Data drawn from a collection
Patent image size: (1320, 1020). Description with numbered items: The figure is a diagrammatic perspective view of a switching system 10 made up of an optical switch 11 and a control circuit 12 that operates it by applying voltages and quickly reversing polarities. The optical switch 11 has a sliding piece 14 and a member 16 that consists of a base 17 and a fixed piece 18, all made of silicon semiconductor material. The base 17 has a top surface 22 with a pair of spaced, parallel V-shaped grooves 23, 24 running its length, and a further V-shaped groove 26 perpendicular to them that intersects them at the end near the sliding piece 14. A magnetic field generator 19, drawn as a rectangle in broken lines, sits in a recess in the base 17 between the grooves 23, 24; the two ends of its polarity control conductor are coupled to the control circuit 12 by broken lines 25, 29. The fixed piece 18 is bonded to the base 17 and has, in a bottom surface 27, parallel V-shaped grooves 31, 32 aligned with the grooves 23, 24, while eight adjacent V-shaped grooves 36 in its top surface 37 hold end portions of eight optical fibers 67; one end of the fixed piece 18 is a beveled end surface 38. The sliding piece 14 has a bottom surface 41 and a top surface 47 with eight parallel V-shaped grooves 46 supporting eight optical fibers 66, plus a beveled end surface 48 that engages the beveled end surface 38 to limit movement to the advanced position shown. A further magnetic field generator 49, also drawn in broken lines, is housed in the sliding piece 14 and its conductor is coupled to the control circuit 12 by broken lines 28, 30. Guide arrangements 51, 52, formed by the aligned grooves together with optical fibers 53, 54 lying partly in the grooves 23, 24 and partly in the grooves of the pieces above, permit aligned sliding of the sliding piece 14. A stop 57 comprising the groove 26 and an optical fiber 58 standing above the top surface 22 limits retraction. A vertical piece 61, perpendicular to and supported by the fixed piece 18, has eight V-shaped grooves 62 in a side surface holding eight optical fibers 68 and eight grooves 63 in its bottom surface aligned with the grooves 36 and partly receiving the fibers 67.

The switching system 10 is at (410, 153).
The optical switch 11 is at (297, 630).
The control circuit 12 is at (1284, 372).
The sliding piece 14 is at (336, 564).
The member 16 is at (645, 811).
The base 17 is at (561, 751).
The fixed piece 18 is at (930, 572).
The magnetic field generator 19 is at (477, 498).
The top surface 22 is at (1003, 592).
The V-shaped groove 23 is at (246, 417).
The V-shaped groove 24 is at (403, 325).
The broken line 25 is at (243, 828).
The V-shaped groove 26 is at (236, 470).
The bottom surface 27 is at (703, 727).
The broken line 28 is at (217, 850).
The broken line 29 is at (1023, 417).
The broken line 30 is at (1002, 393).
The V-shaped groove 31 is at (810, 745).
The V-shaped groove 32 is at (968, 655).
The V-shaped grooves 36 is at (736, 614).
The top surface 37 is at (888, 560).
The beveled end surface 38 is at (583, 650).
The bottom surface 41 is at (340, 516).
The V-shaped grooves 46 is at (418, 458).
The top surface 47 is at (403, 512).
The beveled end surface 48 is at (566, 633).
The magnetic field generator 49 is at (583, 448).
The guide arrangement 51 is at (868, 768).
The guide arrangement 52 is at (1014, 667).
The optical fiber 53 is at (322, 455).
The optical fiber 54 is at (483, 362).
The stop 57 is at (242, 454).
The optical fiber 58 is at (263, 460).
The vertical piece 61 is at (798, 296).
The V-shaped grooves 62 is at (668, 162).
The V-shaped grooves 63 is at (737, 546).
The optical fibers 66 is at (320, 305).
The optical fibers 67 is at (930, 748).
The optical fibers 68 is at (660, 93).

Exercise aim
Present the material from its start through the line containing "The optical switch 11 is at (297, 630).", inclusive, as a two-column CSV with the columns description and locations. Each row should pair a text with its answer, each in one quoted field with line breaks turned into spaces.

Complete answer
description,locations
"Patent image size: (1320, 1020). Description with numbered items: The figure is a diagrammatic perspective view of a switching system 10 made up of an optical switch 11 and a control circuit 12 that operates it by applying voltages and quickly reversing polarities. The optical switch 11 has a sliding piece 14 and a member 16 that consists of a base 17 and a fixed piece 18, all made of silicon semiconductor material. The base 17 has a top surface 22 with a pair of spaced, parallel V-shaped grooves 23, 24 running its length, and a further V-shaped groove 26 perpendicular to them that intersects them at the end near the sliding piece 14. A magnetic field generator 19, drawn as a rectangle in broken lines, sits in a recess in the base 17 between the grooves 23, 24; the two ends of its polarity control conductor are coupled to the control circuit 12 by broken lines 25, 29. The fixed piece 18 is bonded to the base 17 and has, in a bottom surface 27, parallel V-shaped grooves 31, 32 aligned with the grooves 23, 24, while eight adjacent V-shaped grooves 36 in its top surface 37 hold end portions of eight optical fibers 67; one end of the fixed piece 18 is a beveled end surface 38. The sliding piece 14 has a bottom surface 41 and a top surface 47 with eight parallel V-shaped grooves 46 supporting eight optical fibers 66, plus a beveled end surface 48 that engages the beveled end surface 38 to limit movement to the advanced position shown. A further magnetic field generator 49, also drawn in broken lines, is housed in the sliding piece 14 and its conductor is coupled to the control circuit 12 by broken lines 28, 30. Guide arrangements 51, 52, formed by the aligned grooves together with optical fibers 53, 54 lying partly in the grooves 23, 24 and partly in the grooves of the pieces above, permit aligned sliding of the sliding piece 14. A stop 57 comprising the groove 26 and an optical fiber 58 standing above the top surface 22 limits retraction. A vertical piece 61, perpendicular to and supported by the fixed piece 18, has eight V-shaped grooves 62 in a side surface holding eight optical fibers 68 and eight grooves 63 in its bottom surface aligned with the grooves 36 and partly receiving the fibers 67.","The switching system 10 is at (410, 153). The optical switch 11 is at (297, 630)."